=== Исходный текст ===
В ризому с украинскими (славянскими) ослышками вмещены лесной луг, шабаш на горе, селение, искажённая цитата из «Вия» упоминание о «Шинели» и через неё о Гоголе, который родом с Украины. Ризоматичность проявляется в характере разрастания корневища — к шабашу ведьм, гоголевским аллюзиям, рассуждениям о ландшафте, диалогу с украинскими междометиями «так» и «ш». Если развернуть ризоматичность в другую культуру, найдя поперечное сечение, то прочтение текста изменится вхождением в другую луковицу, в другой корешок. Кроме того, вхождение в «Вий» вводит в ризому сна («Поминки» многие джойсоведы считают сновидным образованием: напомним, у Гоголя «как будто спало с открытыми глазами»).

Как мы показали, ризома устанавливается на основании качеств, которые даны в тексте в качестве сигналов ризомности. Соединяя одну форму с другой, мы вышли на спрятанную цитату из «Вия». Мы двигались в измерениях, в движущихся линиях. Любая точка ризомы связана с любой другой (карга и ведьма, которую принято считать старухой, но ведьма может быть и молодой; отсутствие высоких гор вокруг Дублина и перенос шабаша в другие страны, где есть горы; пустое поле после битвы, где летают вороны, и мир селений и городов и т. п.). Луг, поле состоит из травянистой поверхности (аналог ризомности), на которую Джойс помещает раздутую корягу (аналог гномона в «Дублинцах»).
=== Фрагмент записей ===
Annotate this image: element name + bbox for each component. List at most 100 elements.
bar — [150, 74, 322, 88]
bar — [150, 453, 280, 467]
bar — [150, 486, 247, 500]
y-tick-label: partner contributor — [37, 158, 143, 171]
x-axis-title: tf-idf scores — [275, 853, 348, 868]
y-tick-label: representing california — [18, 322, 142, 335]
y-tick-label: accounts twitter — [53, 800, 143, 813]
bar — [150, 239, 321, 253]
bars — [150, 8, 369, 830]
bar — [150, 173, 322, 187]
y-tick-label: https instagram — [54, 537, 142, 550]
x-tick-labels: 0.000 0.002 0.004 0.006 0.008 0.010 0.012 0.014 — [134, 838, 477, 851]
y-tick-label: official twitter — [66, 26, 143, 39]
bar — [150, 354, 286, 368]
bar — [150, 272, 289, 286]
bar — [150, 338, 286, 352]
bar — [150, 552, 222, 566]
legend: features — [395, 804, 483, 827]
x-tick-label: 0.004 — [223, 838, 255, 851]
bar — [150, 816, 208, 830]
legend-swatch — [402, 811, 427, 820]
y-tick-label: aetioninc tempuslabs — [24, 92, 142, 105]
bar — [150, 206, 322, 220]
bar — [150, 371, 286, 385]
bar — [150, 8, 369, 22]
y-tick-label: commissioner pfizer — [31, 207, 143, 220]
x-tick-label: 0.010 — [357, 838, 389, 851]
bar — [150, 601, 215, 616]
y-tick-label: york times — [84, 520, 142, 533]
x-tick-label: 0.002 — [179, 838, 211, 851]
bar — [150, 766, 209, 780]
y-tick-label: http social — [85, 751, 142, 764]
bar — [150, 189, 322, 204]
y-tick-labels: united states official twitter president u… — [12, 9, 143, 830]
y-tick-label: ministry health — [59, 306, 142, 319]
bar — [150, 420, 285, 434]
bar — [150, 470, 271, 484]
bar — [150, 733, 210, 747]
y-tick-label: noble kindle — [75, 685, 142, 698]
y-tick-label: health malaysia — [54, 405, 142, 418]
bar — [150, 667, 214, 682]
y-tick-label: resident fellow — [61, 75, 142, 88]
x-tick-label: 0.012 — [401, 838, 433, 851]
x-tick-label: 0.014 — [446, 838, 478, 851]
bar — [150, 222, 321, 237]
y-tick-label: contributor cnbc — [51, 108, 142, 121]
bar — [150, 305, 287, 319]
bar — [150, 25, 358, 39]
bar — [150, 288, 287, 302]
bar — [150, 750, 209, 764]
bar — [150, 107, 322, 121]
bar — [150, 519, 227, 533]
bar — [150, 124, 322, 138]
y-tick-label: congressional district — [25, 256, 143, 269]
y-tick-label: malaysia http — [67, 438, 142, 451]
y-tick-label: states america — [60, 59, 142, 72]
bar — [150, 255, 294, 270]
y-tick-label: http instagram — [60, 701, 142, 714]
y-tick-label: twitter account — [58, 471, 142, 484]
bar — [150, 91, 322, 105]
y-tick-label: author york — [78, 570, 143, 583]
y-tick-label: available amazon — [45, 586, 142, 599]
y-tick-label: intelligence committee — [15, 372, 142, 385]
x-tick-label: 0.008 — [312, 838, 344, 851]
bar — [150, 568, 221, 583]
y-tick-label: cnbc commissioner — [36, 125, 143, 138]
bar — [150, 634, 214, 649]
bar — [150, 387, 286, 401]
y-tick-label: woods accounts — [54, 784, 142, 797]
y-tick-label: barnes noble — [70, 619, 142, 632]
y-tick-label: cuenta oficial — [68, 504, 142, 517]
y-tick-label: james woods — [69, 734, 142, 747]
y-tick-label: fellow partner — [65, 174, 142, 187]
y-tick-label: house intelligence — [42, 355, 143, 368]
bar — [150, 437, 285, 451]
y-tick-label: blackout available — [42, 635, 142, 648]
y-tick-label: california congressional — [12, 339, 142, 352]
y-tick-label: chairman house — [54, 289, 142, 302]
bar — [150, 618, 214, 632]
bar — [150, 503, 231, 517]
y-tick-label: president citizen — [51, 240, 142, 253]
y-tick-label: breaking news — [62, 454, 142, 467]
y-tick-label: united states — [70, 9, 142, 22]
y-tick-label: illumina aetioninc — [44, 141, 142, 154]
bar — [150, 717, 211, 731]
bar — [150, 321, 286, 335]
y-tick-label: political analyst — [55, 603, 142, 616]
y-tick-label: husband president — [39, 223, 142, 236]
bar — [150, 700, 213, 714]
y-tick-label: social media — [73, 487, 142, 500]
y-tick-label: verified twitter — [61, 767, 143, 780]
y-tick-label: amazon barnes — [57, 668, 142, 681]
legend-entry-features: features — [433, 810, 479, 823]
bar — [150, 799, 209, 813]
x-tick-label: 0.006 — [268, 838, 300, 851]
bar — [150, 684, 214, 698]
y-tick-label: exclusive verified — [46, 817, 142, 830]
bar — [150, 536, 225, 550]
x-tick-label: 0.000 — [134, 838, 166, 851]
===
### Условие задания
Укажите, на какую цитату, согласно исходному тексту, удалось выйти при соединении одной формы с другой. Записи представляют собой отдельный материал.

### Ответ ниже
На спрятанную цитату из «Вия».